Provided entries:
** start **
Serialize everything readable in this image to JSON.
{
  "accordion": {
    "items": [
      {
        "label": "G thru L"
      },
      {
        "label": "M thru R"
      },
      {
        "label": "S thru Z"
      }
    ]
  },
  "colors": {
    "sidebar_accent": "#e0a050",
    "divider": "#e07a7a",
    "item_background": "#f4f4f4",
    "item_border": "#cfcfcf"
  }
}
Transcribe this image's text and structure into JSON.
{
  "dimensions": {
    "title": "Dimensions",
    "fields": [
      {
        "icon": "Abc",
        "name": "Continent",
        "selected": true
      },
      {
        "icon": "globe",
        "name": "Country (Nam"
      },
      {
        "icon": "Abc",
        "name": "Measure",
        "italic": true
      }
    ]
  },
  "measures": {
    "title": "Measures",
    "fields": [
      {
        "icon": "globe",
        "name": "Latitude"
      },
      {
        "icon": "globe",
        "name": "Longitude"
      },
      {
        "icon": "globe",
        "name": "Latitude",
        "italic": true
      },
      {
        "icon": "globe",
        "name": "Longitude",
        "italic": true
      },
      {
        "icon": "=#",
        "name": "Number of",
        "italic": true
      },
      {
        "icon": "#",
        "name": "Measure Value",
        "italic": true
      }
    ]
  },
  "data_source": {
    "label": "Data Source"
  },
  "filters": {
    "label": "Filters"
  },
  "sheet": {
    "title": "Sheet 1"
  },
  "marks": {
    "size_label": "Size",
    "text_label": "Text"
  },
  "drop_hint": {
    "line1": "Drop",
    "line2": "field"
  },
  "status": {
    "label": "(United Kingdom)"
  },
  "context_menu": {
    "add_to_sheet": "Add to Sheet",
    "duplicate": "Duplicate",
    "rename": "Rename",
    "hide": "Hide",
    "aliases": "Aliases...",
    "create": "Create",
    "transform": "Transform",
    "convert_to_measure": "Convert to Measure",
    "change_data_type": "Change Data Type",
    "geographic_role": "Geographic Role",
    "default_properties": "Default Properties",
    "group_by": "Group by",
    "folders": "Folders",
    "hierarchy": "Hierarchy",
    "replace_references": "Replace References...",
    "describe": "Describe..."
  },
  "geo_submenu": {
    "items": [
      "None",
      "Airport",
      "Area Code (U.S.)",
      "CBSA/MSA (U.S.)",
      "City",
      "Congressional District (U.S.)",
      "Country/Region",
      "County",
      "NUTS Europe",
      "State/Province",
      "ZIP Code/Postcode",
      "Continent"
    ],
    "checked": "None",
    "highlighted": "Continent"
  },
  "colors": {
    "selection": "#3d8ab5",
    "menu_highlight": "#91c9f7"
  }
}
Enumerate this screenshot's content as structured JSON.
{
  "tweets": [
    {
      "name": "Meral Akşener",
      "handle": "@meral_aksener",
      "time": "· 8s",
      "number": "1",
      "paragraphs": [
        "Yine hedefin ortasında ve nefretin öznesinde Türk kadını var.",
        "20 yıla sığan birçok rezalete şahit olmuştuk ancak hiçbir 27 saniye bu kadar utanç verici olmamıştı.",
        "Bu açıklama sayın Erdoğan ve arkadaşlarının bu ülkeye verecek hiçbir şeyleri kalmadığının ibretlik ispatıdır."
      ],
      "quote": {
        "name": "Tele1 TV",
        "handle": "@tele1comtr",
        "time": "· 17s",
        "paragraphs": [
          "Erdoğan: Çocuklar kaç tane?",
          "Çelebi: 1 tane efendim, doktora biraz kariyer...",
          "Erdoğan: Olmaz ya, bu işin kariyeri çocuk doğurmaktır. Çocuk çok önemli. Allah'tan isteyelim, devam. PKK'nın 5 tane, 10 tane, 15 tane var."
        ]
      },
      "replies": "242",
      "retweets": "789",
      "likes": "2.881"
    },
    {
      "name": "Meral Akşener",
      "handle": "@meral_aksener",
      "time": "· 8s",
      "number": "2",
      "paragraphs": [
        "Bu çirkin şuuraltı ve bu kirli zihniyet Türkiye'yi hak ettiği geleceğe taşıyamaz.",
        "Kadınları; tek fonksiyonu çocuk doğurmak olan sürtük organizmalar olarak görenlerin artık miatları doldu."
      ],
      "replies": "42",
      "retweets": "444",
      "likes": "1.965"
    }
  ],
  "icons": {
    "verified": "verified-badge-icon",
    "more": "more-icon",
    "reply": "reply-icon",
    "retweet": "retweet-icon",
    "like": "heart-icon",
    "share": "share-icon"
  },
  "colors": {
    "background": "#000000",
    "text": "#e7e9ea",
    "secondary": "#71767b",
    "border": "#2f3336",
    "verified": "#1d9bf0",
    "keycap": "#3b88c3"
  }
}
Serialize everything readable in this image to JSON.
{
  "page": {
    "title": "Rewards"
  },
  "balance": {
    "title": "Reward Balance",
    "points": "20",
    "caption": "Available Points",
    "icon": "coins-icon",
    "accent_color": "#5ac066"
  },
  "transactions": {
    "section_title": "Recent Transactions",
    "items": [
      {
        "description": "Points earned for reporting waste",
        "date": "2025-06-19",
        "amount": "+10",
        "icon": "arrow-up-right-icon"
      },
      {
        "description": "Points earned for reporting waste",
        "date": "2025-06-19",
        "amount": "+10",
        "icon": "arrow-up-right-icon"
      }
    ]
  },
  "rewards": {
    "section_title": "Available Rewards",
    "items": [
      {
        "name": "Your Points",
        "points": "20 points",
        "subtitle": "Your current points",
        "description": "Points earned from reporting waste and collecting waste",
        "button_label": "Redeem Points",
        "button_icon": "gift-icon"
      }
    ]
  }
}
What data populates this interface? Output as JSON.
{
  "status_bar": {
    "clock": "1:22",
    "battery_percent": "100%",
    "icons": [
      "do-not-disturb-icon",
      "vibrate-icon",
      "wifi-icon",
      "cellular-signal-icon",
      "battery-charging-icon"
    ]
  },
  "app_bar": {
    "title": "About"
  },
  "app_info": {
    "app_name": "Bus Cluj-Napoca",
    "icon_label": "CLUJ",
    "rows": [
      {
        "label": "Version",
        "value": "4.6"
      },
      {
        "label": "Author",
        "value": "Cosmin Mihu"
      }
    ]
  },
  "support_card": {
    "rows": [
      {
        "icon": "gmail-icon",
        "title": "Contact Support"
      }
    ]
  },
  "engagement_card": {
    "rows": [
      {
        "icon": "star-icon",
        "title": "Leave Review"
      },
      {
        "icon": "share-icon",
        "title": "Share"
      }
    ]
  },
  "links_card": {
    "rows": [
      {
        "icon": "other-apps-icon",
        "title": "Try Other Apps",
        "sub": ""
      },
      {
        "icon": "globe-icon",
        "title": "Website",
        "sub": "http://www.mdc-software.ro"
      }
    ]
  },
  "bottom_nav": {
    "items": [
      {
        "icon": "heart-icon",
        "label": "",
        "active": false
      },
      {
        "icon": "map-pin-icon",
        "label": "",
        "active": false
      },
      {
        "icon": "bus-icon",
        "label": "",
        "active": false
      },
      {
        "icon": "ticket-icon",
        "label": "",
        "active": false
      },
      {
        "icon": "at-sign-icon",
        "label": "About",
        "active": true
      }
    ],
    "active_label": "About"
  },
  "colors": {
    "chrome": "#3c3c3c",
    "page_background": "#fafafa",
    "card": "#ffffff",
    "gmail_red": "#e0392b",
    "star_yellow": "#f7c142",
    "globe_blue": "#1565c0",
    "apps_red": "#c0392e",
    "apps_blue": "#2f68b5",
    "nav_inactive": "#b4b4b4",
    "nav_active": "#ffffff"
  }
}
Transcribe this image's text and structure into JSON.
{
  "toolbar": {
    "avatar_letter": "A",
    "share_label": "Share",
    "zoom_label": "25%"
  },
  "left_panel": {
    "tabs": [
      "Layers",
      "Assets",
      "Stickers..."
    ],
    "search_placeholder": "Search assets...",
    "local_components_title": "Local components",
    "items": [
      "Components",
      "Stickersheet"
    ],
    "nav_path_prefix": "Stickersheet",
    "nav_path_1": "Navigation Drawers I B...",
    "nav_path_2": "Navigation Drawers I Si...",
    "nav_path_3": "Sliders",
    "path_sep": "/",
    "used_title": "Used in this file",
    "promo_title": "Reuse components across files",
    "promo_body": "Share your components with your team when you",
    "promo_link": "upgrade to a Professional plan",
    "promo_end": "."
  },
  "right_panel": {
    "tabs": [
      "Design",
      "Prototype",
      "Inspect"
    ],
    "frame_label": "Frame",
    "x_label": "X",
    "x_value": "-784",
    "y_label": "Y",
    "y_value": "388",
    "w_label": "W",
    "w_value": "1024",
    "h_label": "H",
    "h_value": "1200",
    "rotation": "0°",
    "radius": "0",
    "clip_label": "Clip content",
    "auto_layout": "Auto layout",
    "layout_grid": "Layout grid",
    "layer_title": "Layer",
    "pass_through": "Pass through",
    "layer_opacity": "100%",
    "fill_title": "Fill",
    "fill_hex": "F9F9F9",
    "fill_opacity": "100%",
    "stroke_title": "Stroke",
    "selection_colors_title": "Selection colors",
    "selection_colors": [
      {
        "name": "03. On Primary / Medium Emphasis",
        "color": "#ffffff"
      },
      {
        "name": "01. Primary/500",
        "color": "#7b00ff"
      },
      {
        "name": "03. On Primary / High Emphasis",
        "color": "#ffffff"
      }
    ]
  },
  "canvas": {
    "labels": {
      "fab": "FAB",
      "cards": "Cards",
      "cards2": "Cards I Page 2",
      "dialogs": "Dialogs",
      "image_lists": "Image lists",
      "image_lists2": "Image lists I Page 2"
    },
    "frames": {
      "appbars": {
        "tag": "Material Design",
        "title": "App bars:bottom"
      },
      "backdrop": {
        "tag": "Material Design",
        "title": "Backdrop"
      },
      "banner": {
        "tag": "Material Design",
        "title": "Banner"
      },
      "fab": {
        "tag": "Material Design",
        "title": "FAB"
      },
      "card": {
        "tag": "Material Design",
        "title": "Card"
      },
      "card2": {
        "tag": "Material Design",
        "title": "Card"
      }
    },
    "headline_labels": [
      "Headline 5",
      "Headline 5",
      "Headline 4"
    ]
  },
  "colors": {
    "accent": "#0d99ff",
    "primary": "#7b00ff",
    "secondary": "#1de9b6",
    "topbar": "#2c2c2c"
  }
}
** end **
Your instructions:
Copy each line that contains the word "Emphasis".

Solution:
        "name": "03. On Primary / Medium Emphasis",
        "name": "03. On Primary / High Emphasis",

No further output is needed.